**Task statement**
Each line below should be reproduced without any alteration.

**Records for the task**
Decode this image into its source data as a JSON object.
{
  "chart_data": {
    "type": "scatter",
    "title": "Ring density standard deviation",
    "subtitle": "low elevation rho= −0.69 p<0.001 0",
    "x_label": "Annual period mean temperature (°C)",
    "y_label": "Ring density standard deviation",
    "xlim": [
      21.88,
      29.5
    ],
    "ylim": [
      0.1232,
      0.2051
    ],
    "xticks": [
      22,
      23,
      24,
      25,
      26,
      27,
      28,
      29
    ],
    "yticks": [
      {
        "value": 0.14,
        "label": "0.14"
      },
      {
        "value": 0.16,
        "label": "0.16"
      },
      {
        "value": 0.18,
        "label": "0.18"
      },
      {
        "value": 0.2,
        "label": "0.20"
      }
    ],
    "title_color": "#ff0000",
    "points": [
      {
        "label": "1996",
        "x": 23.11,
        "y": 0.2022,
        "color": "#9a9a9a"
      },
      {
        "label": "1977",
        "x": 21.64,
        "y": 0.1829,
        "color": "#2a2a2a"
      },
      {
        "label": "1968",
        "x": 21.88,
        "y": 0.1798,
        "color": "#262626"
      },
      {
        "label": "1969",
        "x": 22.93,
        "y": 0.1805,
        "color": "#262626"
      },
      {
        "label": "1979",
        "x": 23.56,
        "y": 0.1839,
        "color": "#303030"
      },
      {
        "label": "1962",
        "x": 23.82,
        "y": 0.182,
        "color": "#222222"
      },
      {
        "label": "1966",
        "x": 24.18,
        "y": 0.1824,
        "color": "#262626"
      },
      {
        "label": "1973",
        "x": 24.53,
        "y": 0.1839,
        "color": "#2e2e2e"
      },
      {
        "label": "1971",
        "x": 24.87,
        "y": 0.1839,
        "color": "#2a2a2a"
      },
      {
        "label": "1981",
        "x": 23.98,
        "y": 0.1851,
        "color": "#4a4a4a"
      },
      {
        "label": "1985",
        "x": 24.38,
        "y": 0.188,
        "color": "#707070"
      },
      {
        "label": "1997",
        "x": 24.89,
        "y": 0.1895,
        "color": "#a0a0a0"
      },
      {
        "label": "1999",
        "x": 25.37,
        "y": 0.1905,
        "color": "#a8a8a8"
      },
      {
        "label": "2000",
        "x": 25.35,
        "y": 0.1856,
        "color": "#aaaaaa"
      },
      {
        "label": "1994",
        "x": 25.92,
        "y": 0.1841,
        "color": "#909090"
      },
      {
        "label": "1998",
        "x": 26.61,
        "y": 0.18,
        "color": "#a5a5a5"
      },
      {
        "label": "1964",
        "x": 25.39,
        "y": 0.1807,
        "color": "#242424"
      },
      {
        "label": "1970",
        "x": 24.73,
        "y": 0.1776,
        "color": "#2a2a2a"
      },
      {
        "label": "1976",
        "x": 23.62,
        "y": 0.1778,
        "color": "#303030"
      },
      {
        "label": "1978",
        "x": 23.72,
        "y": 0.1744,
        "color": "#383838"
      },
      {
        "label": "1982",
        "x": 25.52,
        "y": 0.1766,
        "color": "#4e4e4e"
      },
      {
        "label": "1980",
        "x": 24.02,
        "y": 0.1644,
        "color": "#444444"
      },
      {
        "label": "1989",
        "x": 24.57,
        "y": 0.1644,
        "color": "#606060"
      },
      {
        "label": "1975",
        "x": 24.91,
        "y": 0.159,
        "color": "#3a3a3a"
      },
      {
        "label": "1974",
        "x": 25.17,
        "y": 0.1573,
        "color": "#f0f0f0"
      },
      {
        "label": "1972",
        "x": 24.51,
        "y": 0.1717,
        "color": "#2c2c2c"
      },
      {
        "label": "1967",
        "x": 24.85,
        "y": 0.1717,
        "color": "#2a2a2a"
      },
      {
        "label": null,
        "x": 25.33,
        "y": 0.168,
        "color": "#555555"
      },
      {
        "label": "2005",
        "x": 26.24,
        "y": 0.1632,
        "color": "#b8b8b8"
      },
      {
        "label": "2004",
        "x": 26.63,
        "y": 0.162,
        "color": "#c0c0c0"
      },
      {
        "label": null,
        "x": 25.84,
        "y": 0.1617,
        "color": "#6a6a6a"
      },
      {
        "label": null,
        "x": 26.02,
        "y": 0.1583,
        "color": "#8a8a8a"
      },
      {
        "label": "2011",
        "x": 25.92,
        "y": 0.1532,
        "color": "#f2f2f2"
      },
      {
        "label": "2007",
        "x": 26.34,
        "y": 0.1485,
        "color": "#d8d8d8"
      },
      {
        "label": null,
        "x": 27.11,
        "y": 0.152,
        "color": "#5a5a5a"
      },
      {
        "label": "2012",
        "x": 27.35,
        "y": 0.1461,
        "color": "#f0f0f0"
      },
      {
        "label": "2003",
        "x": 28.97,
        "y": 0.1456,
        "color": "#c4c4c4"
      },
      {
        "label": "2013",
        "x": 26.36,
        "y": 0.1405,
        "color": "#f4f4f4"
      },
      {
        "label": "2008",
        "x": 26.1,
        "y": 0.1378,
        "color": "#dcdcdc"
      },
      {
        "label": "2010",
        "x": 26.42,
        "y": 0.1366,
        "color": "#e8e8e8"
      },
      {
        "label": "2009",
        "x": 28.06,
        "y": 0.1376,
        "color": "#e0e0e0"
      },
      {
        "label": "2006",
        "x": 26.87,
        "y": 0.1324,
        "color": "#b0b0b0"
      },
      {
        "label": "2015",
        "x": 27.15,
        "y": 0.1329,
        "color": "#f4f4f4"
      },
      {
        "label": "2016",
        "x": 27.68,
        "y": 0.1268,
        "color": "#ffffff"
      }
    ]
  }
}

**Complete response**
Decode this image into its source data as a JSON object.
{
  "chart_data": {
    "type": "scatter",
    "title": "Ring density standard deviation",
    "subtitle": "low elevation rho= −0.69 p<0.001 0",
    "x_label": "Annual period mean temperature (°C)",
    "y_label": "Ring density standard deviation",
    "xlim": [
      21.88,
      29.5
    ],
    "ylim": [
      0.1232,
      0.2051
    ],
    "xticks": [
      22,
      23,
      24,
      25,
      26,
      27,
      28,
      29
    ],
    "yticks": [
      {
        "value": 0.14,
        "label": "0.14"
      },
      {
        "value": 0.16,
        "label": "0.16"
      },
      {
        "value": 0.18,
        "label": "0.18"
      },
      {
        "value": 0.2,
        "label": "0.20"
      }
    ],
    "title_color": "#ff0000",
    "points": [
      {
        "label": "1996",
        "x": 23.11,
        "y": 0.2022,
        "color": "#9a9a9a"
      },
      {
        "label": "1977",
        "x": 21.64,
        "y": 0.1829,
        "color": "#2a2a2a"
      },
      {
        "label": "1968",
        "x": 21.88,
        "y": 0.1798,
        "color": "#262626"
      },
      {
        "label": "1969",
        "x": 22.93,
        "y": 0.1805,
        "color": "#262626"
      },
      {
        "label": "1979",
        "x": 23.56,
        "y": 0.1839,
        "color": "#303030"
      },
      {
        "label": "1962",
        "x": 23.82,
        "y": 0.182,
        "color": "#222222"
      },
      {
        "label": "1966",
        "x": 24.18,
        "y": 0.1824,
        "color": "#262626"
      },
      {
        "label": "1973",
        "x": 24.53,
        "y": 0.1839,
        "color": "#2e2e2e"
      },
      {
        "label": "1971",
        "x": 24.87,
        "y": 0.1839,
        "color": "#2a2a2a"
      },
      {
        "label": "1981",
        "x": 23.98,
        "y": 0.1851,
        "color": "#4a4a4a"
      },
      {
        "label": "1985",
        "x": 24.38,
        "y": 0.188,
        "color": "#707070"
      },
      {
        "label": "1997",
        "x": 24.89,
        "y": 0.1895,
        "color": "#a0a0a0"
      },
      {
        "label": "1999",
        "x": 25.37,
        "y": 0.1905,
        "color": "#a8a8a8"
      },
      {
        "label": "2000",
        "x": 25.35,
        "y": 0.1856,
        "color": "#aaaaaa"
      },
      {
        "label": "1994",
        "x": 25.92,
        "y": 0.1841,
        "color": "#909090"
      },
      {
        "label": "1998",
        "x": 26.61,
        "y": 0.18,
        "color": "#a5a5a5"
      },
      {
        "label": "1964",
        "x": 25.39,
        "y": 0.1807,
        "color": "#242424"
      },
      {
        "label": "1970",
        "x": 24.73,
        "y": 0.1776,
        "color": "#2a2a2a"
      },
      {
        "label": "1976",
        "x": 23.62,
        "y": 0.1778,
        "color": "#303030"
      },
      {
        "label": "1978",
        "x": 23.72,
        "y": 0.1744,
        "color": "#383838"
      },
      {
        "label": "1982",
        "x": 25.52,
        "y": 0.1766,
        "color": "#4e4e4e"
      },
      {
        "label": "1980",
        "x": 24.02,
        "y": 0.1644,
        "color": "#444444"
      },
      {
        "label": "1989",
        "x": 24.57,
        "y": 0.1644,
        "color": "#606060"
      },
      {
        "label": "1975",
        "x": 24.91,
        "y": 0.159,
        "color": "#3a3a3a"
      },
      {
        "label": "1974",
        "x": 25.17,
        "y": 0.1573,
        "color": "#f0f0f0"
      },
      {
        "label": "1972",
        "x": 24.51,
        "y": 0.1717,
        "color": "#2c2c2c"
      },
      {
        "label": "1967",
        "x": 24.85,
        "y": 0.1717,
        "color": "#2a2a2a"
      },
      {
        "label": null,
        "x": 25.33,
        "y": 0.168,
        "color": "#555555"
      },
      {
        "label": "2005",
        "x": 26.24,
        "y": 0.1632,
        "color": "#b8b8b8"
      },
      {
        "label": "2004",
        "x": 26.63,
        "y": 0.162,
        "color": "#c0c0c0"
      },
      {
        "label": null,
        "x": 25.84,
        "y": 0.1617,
        "color": "#6a6a6a"
      },
      {
        "label": null,
        "x": 26.02,
        "y": 0.1583,
        "color": "#8a8a8a"
      },
      {
        "label": "2011",
        "x": 25.92,
        "y": 0.1532,
        "color": "#f2f2f2"
      },
      {
        "label": "2007",
        "x": 26.34,
        "y": 0.1485,
        "color": "#d8d8d8"
      },
      {
        "label": null,
        "x": 27.11,
        "y": 0.152,
        "color": "#5a5a5a"
      },
      {
        "label": "2012",
        "x": 27.35,
        "y": 0.1461,
        "color": "#f0f0f0"
      },
      {
        "label": "2003",
        "x": 28.97,
        "y": 0.1456,
        "color": "#c4c4c4"
      },
      {
        "label": "2013",
        "x": 26.36,
        "y": 0.1405,
        "color": "#f4f4f4"
      },
      {
        "label": "2008",
        "x": 26.1,
        "y": 0.1378,
        "color": "#dcdcdc"
      },
      {
        "label": "2010",
        "x": 26.42,
        "y": 0.1366,
        "color": "#e8e8e8"
      },
      {
        "label": "2009",
        "x": 28.06,
        "y": 0.1376,
        "color": "#e0e0e0"
      },
      {
        "label": "2006",
        "x": 26.87,
        "y": 0.1324,
        "color": "#b0b0b0"
      },
      {
        "label": "2015",
        "x": 27.15,
        "y": 0.1329,
        "color": "#f4f4f4"
      },
      {
        "label": "2016",
        "x": 27.68,
        "y": 0.1268,
        "color": "#ffffff"
      }
    ]
  }
}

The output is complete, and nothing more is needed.